◆ Problem requirements
The records are set out below this line. Return exactly the lines from the one containing "Reverse-engineer this chart into JSON." through the last, and exclude the pictures.

◆ The records
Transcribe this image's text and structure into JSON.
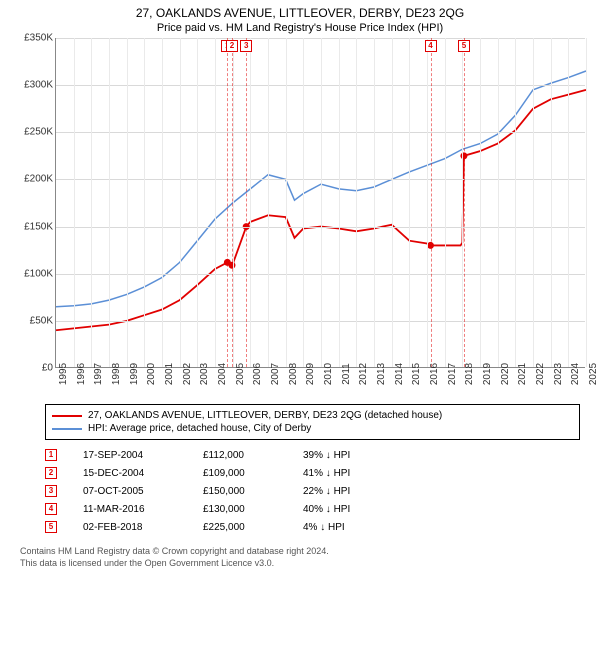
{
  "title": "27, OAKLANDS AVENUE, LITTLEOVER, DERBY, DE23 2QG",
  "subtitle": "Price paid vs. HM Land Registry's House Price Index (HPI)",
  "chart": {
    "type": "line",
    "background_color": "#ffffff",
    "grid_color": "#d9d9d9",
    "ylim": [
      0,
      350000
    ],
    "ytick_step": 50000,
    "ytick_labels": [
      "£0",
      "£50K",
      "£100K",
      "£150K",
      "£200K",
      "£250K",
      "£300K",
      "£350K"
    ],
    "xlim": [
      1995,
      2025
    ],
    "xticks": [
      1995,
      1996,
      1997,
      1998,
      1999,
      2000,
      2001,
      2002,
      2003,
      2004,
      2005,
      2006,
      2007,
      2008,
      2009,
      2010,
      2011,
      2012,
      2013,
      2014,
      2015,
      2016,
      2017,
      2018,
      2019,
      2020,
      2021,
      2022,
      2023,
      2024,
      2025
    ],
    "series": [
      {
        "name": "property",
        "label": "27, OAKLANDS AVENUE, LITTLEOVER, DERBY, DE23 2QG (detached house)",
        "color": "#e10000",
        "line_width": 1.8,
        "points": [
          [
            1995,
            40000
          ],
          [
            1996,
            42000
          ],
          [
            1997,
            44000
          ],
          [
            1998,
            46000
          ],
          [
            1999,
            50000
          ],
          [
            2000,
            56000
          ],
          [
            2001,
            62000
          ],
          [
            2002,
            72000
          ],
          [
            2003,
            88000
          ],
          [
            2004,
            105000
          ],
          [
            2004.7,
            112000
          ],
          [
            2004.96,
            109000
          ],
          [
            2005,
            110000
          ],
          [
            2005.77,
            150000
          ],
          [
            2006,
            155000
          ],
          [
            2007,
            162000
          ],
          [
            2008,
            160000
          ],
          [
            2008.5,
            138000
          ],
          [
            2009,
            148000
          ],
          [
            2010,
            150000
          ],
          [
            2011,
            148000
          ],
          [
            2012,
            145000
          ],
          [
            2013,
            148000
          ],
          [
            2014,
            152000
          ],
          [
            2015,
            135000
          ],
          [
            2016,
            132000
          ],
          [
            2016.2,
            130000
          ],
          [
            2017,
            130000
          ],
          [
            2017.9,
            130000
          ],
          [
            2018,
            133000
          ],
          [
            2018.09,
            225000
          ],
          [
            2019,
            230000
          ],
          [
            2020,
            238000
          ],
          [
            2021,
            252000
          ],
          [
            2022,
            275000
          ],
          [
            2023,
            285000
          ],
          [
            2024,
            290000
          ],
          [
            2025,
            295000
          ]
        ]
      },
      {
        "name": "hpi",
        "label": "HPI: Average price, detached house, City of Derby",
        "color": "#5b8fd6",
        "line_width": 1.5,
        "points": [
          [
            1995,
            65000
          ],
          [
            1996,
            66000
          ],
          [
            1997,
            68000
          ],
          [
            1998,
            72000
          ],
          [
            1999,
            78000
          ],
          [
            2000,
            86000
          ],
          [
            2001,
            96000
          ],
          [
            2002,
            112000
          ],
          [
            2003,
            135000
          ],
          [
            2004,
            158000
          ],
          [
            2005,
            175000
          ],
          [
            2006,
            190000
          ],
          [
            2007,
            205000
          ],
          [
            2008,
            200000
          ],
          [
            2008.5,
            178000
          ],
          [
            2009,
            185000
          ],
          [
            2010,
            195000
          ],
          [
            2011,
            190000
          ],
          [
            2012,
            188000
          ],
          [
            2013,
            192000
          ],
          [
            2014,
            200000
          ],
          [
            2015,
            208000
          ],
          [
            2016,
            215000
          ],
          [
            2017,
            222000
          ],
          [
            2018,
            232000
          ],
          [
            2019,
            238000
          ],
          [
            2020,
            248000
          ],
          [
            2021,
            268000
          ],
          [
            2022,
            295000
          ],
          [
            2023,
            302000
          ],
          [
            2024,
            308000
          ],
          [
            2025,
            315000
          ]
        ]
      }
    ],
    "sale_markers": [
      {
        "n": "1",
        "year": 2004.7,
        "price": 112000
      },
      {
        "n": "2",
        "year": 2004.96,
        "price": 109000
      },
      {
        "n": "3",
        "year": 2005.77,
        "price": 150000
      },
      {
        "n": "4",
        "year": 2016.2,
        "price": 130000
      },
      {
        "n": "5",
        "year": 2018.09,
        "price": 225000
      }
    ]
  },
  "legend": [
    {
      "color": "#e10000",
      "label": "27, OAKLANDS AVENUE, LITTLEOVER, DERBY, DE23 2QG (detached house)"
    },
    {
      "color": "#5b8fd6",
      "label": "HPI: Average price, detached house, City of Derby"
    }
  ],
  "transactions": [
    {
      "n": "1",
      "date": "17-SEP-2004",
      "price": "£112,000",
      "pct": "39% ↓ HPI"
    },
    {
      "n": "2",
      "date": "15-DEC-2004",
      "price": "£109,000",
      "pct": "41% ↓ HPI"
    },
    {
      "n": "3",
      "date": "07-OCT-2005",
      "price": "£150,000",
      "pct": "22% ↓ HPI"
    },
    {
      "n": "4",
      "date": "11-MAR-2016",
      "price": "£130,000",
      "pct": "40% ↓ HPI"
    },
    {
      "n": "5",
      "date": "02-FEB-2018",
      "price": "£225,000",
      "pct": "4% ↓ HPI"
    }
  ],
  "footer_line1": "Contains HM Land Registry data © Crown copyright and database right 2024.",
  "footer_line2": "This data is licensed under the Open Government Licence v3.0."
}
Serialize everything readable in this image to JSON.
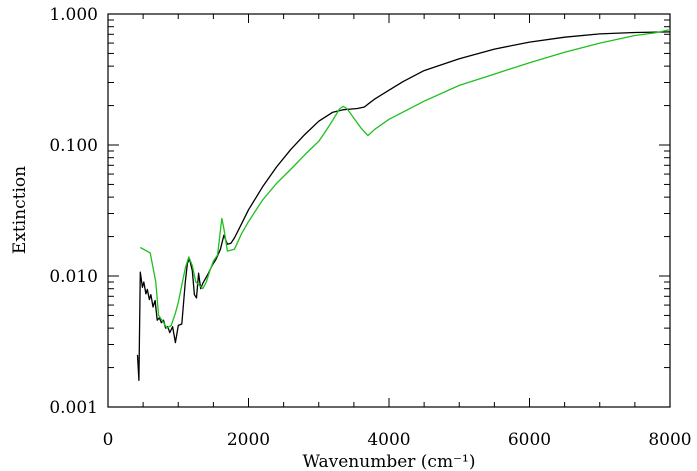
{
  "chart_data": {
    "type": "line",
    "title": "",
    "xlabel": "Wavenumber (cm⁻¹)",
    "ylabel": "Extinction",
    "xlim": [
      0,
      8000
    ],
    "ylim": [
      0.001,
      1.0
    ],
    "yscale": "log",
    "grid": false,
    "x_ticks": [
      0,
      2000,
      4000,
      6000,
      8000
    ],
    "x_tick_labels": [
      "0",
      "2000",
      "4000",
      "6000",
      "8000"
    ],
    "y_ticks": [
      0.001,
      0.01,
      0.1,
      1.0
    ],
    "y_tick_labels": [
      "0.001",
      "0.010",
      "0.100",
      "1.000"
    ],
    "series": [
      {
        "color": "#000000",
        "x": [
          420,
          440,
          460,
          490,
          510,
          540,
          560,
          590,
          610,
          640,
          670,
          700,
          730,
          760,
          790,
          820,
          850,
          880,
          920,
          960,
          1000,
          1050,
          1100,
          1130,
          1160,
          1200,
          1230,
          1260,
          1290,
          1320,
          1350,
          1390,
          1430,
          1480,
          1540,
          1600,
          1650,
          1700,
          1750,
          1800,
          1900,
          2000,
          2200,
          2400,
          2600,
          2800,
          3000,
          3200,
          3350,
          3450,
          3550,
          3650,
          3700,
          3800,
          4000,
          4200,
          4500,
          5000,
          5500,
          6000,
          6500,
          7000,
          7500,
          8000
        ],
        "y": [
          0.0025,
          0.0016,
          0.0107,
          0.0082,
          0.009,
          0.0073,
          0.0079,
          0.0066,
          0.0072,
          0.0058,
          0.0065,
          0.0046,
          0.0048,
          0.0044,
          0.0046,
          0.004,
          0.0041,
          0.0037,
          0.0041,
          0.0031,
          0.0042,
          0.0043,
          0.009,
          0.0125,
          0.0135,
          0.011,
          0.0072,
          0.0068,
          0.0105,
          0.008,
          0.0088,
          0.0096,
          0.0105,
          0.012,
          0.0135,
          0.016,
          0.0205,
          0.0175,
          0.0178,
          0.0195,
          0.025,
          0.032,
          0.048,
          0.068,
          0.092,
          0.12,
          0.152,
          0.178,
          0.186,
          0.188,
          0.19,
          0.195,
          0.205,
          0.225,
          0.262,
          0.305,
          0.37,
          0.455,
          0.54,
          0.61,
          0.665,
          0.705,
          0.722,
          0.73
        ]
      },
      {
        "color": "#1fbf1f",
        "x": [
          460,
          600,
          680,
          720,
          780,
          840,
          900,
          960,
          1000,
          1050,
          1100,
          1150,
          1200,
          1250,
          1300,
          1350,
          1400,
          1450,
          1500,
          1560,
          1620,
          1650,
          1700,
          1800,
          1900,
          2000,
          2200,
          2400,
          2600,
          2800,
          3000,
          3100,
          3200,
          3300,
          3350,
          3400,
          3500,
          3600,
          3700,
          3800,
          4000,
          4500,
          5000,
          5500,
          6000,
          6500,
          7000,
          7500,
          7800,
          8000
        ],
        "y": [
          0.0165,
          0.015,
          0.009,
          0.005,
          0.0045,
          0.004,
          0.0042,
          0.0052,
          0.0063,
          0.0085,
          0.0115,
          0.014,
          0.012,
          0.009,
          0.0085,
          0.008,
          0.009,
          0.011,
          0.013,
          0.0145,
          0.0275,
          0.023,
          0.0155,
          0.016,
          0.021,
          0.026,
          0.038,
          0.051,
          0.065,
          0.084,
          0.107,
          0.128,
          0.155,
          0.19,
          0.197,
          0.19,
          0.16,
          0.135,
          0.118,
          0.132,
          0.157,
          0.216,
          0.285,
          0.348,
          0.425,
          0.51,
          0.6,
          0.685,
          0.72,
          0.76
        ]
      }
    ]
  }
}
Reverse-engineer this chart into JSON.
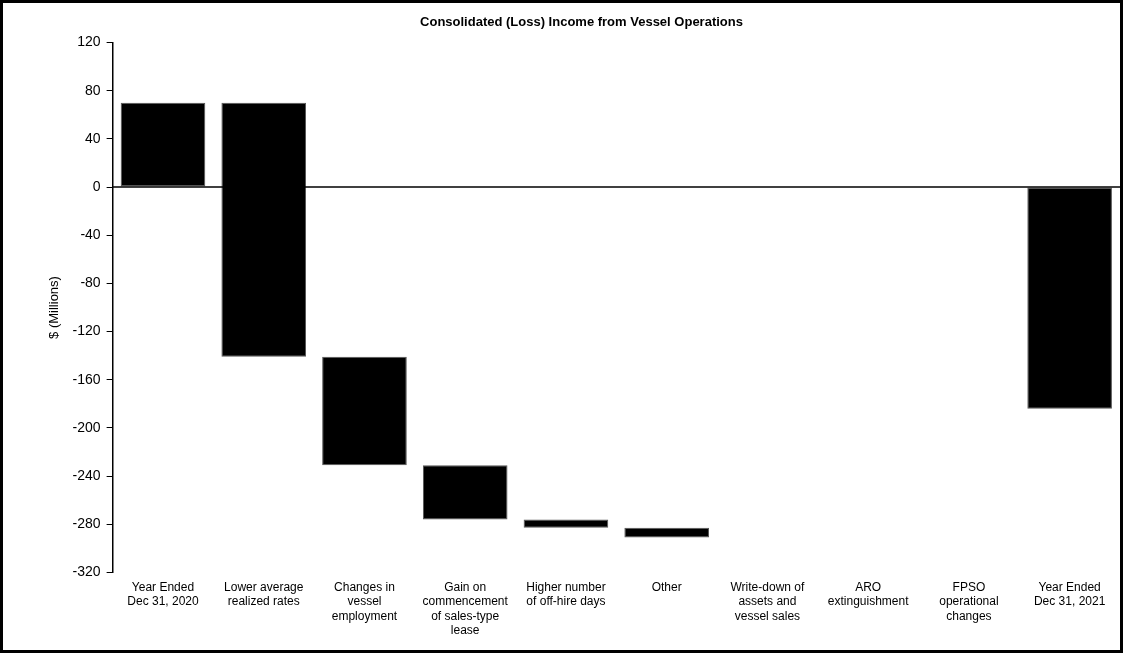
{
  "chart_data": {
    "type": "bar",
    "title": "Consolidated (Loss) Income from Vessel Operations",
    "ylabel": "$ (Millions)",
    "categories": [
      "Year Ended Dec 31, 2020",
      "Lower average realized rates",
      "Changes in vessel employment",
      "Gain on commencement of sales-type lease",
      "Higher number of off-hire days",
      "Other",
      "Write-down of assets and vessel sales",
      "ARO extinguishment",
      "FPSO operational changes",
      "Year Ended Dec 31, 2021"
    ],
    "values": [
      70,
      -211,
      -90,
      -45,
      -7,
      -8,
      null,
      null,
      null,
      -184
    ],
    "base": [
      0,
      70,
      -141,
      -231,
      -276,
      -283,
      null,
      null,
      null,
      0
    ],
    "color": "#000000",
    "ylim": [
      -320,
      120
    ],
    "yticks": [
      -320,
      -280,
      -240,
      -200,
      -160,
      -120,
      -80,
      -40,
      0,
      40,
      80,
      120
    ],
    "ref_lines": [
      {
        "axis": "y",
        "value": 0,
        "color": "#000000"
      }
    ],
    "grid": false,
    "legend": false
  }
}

◆ Exercise answer
Reverse-engineer this chart into JSON.
{
  "chart_data": {
    "type": "bar",
    "title": "Consolidated (Loss) Income from Vessel Operations",
    "ylabel": "$ (Millions)",
    "categories": [
      "Year Ended Dec 31, 2020",
      "Lower average realized rates",
      "Changes in vessel employment",
      "Gain on commencement of sales-type lease",
      "Higher number of off-hire days",
      "Other",
      "Write-down of assets and vessel sales",
      "ARO extinguishment",
      "FPSO operational changes",
      "Year Ended Dec 31, 2021"
    ],
    "values": [
      70,
      -211,
      -90,
      -45,
      -7,
      -8,
      null,
      null,
      null,
      -184
    ],
    "base": [
      0,
      70,
      -141,
      -231,
      -276,
      -283,
      null,
      null,
      null,
      0
    ],
    "color": "#000000",
    "ylim": [
      -320,
      120
    ],
    "yticks": [
      -320,
      -280,
      -240,
      -200,
      -160,
      -120,
      -80,
      -40,
      0,
      40,
      80,
      120
    ],
    "ref_lines": [
      {
        "axis": "y",
        "value": 0,
        "color": "#000000"
      }
    ],
    "grid": false,
    "legend": false
  }
}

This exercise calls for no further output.